**Task brief:**
Show all lines that include the string "title"; copy each one.

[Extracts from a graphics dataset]
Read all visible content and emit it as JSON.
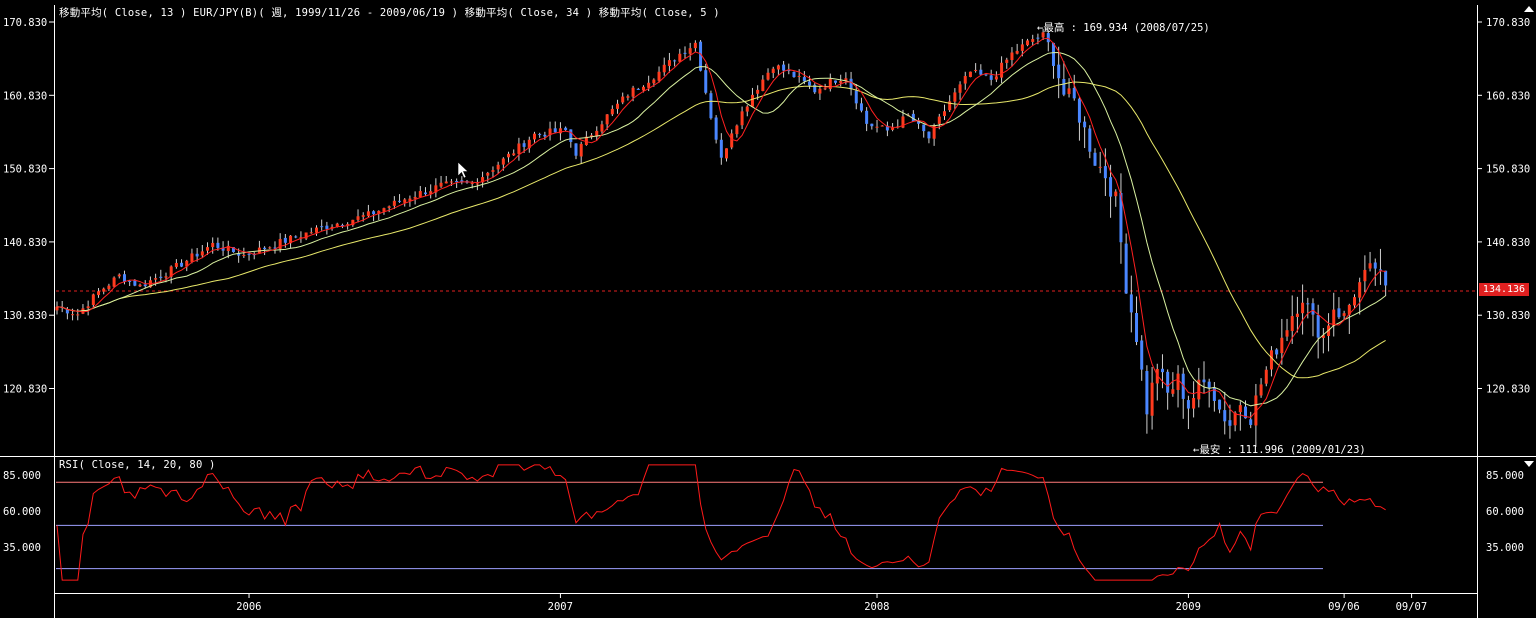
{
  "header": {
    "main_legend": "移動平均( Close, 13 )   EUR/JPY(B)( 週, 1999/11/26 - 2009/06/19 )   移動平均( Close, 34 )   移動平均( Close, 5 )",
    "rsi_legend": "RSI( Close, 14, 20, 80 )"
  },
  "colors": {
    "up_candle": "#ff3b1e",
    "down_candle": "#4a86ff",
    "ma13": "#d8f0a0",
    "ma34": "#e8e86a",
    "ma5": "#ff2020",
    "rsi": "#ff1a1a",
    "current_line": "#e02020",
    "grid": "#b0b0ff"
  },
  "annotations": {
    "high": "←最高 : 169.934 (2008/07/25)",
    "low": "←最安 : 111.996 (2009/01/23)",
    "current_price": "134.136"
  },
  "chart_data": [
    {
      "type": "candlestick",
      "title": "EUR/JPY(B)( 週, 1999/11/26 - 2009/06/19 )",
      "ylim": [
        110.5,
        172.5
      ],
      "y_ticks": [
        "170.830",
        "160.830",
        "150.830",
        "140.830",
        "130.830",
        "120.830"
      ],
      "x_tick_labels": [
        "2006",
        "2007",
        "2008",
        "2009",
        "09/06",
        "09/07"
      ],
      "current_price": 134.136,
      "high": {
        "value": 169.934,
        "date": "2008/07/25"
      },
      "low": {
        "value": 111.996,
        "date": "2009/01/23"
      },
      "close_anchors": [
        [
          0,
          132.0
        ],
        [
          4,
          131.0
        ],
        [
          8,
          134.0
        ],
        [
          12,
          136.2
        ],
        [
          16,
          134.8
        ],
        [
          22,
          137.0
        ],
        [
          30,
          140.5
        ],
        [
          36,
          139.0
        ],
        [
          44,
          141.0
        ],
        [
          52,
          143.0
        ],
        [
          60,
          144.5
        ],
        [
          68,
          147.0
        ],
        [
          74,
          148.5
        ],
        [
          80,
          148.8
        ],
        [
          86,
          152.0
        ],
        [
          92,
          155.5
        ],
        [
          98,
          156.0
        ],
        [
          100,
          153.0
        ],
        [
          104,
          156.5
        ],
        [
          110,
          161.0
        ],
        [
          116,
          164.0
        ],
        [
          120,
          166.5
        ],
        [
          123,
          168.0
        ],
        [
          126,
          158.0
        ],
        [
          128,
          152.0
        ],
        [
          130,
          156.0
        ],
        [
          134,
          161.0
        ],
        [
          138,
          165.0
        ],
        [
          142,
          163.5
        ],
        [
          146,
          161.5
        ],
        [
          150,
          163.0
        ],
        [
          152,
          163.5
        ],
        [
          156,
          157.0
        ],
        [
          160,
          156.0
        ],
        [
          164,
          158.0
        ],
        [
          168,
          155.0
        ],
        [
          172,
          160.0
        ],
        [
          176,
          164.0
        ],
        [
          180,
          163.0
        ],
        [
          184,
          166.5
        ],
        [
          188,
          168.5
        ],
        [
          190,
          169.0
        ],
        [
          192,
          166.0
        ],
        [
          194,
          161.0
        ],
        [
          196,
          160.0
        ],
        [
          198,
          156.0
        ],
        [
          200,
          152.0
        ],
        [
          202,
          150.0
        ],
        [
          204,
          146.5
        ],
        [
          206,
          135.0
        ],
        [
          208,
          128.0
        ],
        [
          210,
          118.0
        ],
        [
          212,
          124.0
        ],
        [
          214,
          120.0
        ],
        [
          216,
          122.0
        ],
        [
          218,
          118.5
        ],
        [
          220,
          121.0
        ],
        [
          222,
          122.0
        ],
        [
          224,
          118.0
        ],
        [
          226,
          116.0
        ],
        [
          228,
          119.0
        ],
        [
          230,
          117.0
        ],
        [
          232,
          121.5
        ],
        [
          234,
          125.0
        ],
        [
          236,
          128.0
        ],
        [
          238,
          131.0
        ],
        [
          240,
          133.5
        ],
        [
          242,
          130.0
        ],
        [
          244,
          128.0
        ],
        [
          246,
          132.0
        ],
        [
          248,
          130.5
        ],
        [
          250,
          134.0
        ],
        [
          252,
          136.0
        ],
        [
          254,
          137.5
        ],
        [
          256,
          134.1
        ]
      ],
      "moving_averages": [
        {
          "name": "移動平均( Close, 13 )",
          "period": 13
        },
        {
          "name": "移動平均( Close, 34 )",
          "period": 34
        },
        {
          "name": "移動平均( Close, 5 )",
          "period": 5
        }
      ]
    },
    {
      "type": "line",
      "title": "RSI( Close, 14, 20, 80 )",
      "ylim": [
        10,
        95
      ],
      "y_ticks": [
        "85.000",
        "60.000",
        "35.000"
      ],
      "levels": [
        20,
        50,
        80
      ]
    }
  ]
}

**Problem solution:**
      "title": "EUR/JPY(B)( 週, 1999/11/26 - 2009/06/19 )",
      "title": "RSI( Close, 14, 20, 80 )",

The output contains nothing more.